Begin SUPPLIED MATERIAL
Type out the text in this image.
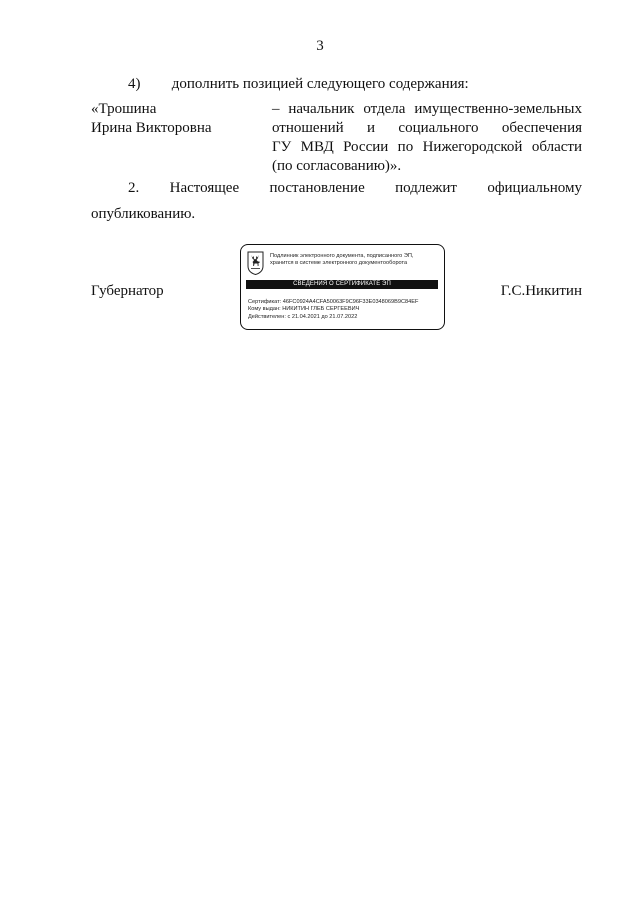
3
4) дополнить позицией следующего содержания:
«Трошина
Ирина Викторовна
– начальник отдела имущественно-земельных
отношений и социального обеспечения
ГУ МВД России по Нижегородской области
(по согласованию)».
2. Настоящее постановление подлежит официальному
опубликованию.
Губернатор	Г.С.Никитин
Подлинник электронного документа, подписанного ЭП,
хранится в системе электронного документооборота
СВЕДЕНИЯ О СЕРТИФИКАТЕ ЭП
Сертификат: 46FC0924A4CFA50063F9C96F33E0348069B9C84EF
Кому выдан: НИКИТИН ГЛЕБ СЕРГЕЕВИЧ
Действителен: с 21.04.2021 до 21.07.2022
End SUPPLIED MATERIAL
Begin SUPPLIED MATERIAL
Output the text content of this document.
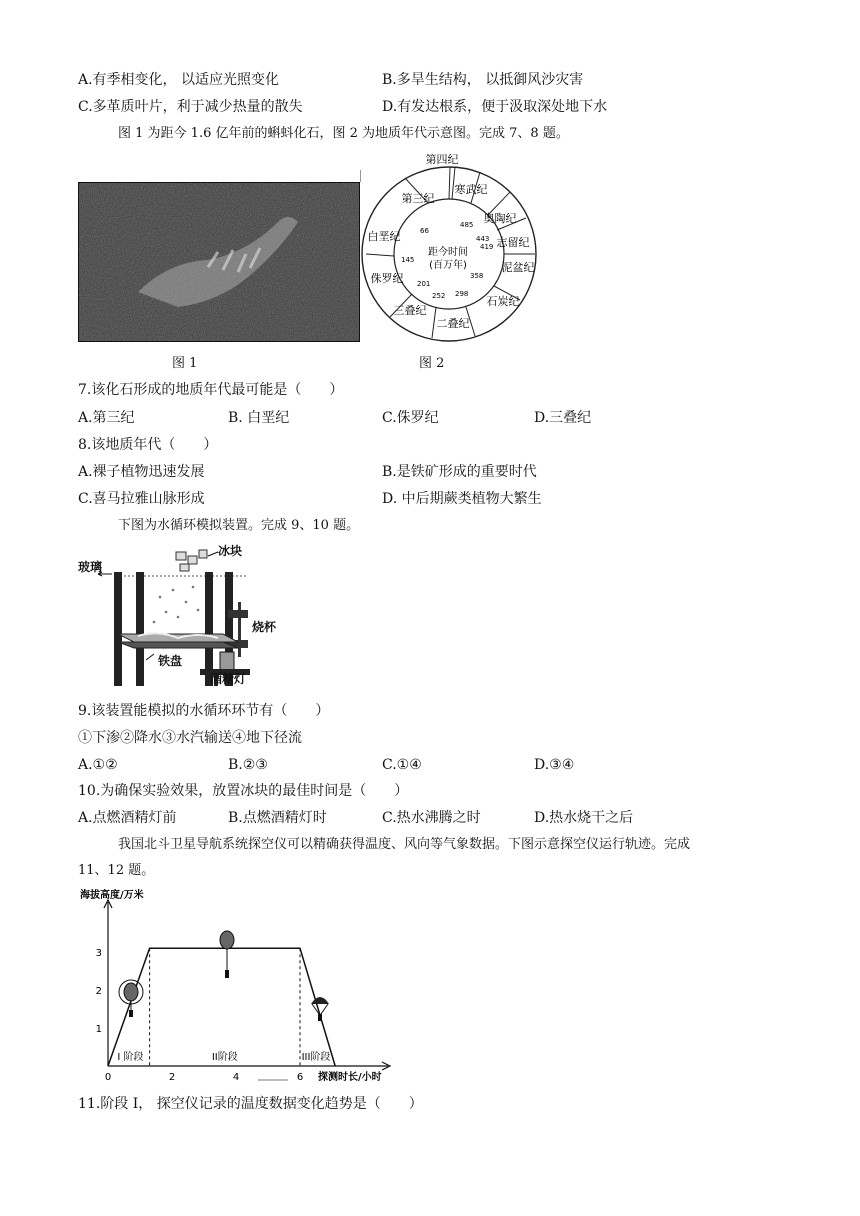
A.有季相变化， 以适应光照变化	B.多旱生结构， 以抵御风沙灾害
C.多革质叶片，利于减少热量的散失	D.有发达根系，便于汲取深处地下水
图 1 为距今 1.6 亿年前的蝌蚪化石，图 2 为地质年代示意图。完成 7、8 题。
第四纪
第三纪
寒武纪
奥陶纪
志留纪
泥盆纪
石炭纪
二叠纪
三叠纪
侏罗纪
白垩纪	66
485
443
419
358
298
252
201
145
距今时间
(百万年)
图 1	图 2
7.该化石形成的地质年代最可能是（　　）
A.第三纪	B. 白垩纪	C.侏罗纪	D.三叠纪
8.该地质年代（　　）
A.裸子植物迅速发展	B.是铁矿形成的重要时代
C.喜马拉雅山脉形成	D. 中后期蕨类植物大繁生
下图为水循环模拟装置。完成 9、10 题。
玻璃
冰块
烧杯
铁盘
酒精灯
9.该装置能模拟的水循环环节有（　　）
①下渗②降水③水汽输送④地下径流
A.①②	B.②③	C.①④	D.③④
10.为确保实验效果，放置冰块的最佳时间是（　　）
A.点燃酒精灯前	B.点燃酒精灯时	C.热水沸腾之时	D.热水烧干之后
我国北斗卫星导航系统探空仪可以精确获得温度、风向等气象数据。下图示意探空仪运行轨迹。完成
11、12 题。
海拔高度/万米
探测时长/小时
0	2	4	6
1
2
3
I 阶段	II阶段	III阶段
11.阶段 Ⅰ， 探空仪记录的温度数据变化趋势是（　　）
End SUPPLIED MATERIAL
- [OBJECTIVE]: Gather from the data above every line with the string "text".

- [SOLVED PROBLEM]:
Type out the text in this image.
Output the text content of this document.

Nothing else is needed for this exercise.